— MATERIAL FOR THIS TASK —
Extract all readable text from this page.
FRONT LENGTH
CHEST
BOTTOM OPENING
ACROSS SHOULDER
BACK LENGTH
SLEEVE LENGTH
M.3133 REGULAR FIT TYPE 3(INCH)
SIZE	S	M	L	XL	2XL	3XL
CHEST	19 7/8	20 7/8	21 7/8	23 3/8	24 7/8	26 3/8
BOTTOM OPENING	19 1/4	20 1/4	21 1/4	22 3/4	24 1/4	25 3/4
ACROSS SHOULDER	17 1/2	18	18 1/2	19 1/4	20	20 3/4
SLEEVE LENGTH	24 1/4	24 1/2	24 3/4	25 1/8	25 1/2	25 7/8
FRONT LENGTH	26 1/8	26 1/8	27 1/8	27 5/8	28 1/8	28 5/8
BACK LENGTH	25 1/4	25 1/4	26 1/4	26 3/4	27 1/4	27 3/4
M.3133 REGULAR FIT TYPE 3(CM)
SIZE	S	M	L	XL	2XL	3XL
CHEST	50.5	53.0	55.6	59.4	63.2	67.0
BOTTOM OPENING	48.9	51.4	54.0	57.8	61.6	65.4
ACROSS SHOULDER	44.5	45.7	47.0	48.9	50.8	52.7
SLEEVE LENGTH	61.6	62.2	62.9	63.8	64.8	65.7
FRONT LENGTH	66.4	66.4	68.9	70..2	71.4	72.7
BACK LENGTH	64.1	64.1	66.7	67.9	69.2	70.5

— WRITTEN REQUEST —
From the records above, pull out each line that has "SLEEVE".

— CORRECT OUTPUT —
SLEEVE LENGTH
SLEEVE LENGTH	24 1/4	24 1/2	24 3/4	25 1/8	25 1/2	25 7/8
SLEEVE LENGTH	61.6	62.2	62.9	63.8	64.8	65.7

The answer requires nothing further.